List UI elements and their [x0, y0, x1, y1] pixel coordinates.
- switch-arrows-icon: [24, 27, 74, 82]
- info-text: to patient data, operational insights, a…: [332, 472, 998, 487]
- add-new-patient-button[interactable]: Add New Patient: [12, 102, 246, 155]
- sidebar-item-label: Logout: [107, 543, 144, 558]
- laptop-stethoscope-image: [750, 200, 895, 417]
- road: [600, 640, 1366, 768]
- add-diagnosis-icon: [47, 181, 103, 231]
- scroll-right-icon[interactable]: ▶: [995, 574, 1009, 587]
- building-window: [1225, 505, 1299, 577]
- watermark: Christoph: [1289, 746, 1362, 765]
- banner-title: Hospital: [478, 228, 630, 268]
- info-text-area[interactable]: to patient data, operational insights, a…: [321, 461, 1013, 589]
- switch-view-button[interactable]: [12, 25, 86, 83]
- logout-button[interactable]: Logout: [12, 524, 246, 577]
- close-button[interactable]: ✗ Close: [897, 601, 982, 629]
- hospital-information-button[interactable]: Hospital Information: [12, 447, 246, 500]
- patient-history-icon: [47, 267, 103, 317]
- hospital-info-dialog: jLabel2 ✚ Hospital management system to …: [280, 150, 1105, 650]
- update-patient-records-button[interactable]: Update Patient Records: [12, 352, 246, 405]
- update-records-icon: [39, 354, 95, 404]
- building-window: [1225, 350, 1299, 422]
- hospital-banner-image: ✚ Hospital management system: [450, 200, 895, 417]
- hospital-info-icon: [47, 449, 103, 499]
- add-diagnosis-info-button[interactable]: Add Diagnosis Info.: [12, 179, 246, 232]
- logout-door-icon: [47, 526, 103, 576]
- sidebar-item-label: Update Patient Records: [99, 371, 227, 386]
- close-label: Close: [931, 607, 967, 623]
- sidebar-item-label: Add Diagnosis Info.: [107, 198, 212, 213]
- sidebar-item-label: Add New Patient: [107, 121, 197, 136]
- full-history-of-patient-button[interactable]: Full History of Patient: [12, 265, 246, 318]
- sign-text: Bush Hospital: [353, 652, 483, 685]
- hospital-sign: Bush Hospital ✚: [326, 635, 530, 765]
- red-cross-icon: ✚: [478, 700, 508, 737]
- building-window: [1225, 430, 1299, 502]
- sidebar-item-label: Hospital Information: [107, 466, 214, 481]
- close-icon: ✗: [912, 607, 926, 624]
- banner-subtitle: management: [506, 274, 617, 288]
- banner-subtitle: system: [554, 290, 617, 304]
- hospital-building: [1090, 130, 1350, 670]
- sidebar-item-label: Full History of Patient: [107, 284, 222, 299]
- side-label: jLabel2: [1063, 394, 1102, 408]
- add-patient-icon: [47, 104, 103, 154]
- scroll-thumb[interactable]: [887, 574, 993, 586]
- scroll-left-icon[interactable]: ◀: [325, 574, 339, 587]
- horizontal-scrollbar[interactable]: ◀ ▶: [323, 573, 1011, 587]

▶ _What the task asks_
Arrange every line of the records above as a numbered list, leaving out any blank lines.

▶ _Task solution_
1. List UI elements and their [x0, y0, x1, y1] pixel coordinates.
2. - switch-arrows-icon: [24, 27, 74, 82]
3. - info-text: to patient data, operational insights, a…: [332, 472, 998, 487]
4. - add-new-patient-button[interactable]: Add New Patient: [12, 102, 246, 155]
5. - sidebar-item-label: Logout: [107, 543, 144, 558]
6. - laptop-stethoscope-image: [750, 200, 895, 417]
7. - road: [600, 640, 1366, 768]
8. - add-diagnosis-icon: [47, 181, 103, 231]
9. - scroll-right-icon[interactable]: ▶: [995, 574, 1009, 587]
10. - building-window: [1225, 505, 1299, 577]
11. - watermark: Christoph: [1289, 746, 1362, 765]
12. - banner-title: Hospital: [478, 228, 630, 268]
13. - info-text-area[interactable]: to patient data, operational insights, a…: [321, 461, 1013, 589]
14. - switch-view-button[interactable]: [12, 25, 86, 83]
15. - logout-button[interactable]: Logout: [12, 524, 246, 577]
16. - close-button[interactable]: ✗ Close: [897, 601, 982, 629]
17. - hospital-information-button[interactable]: Hospital Information: [12, 447, 246, 500]
18. - patient-history-icon: [47, 267, 103, 317]
19. - hospital-info-dialog: jLabel2 ✚ Hospital management system to …: [280, 150, 1105, 650]
20. - update-patient-records-button[interactable]: Update Patient Records: [12, 352, 246, 405]
21. - update-records-icon: [39, 354, 95, 404]
22. - building-window: [1225, 350, 1299, 422]
23. - hospital-banner-image: ✚ Hospital management system: [450, 200, 895, 417]
24. - hospital-info-icon: [47, 449, 103, 499]
25. - add-diagnosis-info-button[interactable]: Add Diagnosis Info.: [12, 179, 246, 232]
26. - logout-door-icon: [47, 526, 103, 576]
27. - sidebar-item-label: Update Patient Records: [99, 371, 227, 386]
28. - close-label: Close: [931, 607, 967, 623]
29. - sidebar-item-label: Add Diagnosis Info.: [107, 198, 212, 213]
30. - sidebar-item-label: Add New Patient: [107, 121, 197, 136]
31. - full-history-of-patient-button[interactable]: Full History of Patient: [12, 265, 246, 318]
32. - sign-text: Bush Hospital: [353, 652, 483, 685]
33. - hospital-sign: Bush Hospital ✚: [326, 635, 530, 765]
34. - red-cross-icon: ✚: [478, 700, 508, 737]
35. - building-window: [1225, 430, 1299, 502]
36. - sidebar-item-label: Hospital Information: [107, 466, 214, 481]
37. - close-icon: ✗: [912, 607, 926, 624]
38. - banner-subtitle: management: [506, 274, 617, 288]
39. - banner-subtitle: system: [554, 290, 617, 304]
40. - hospital-building: [1090, 130, 1350, 670]
41. - sidebar-item-label: Full History of Patient: [107, 284, 222, 299]
42. - side-label: jLabel2: [1063, 394, 1102, 408]
43. - add-patient-icon: [47, 104, 103, 154]
44. - scroll-thumb[interactable]: [887, 574, 993, 586]
45. - scroll-left-icon[interactable]: ◀: [325, 574, 339, 587]
46. - horizontal-scrollbar[interactable]: ◀ ▶: [323, 573, 1011, 587]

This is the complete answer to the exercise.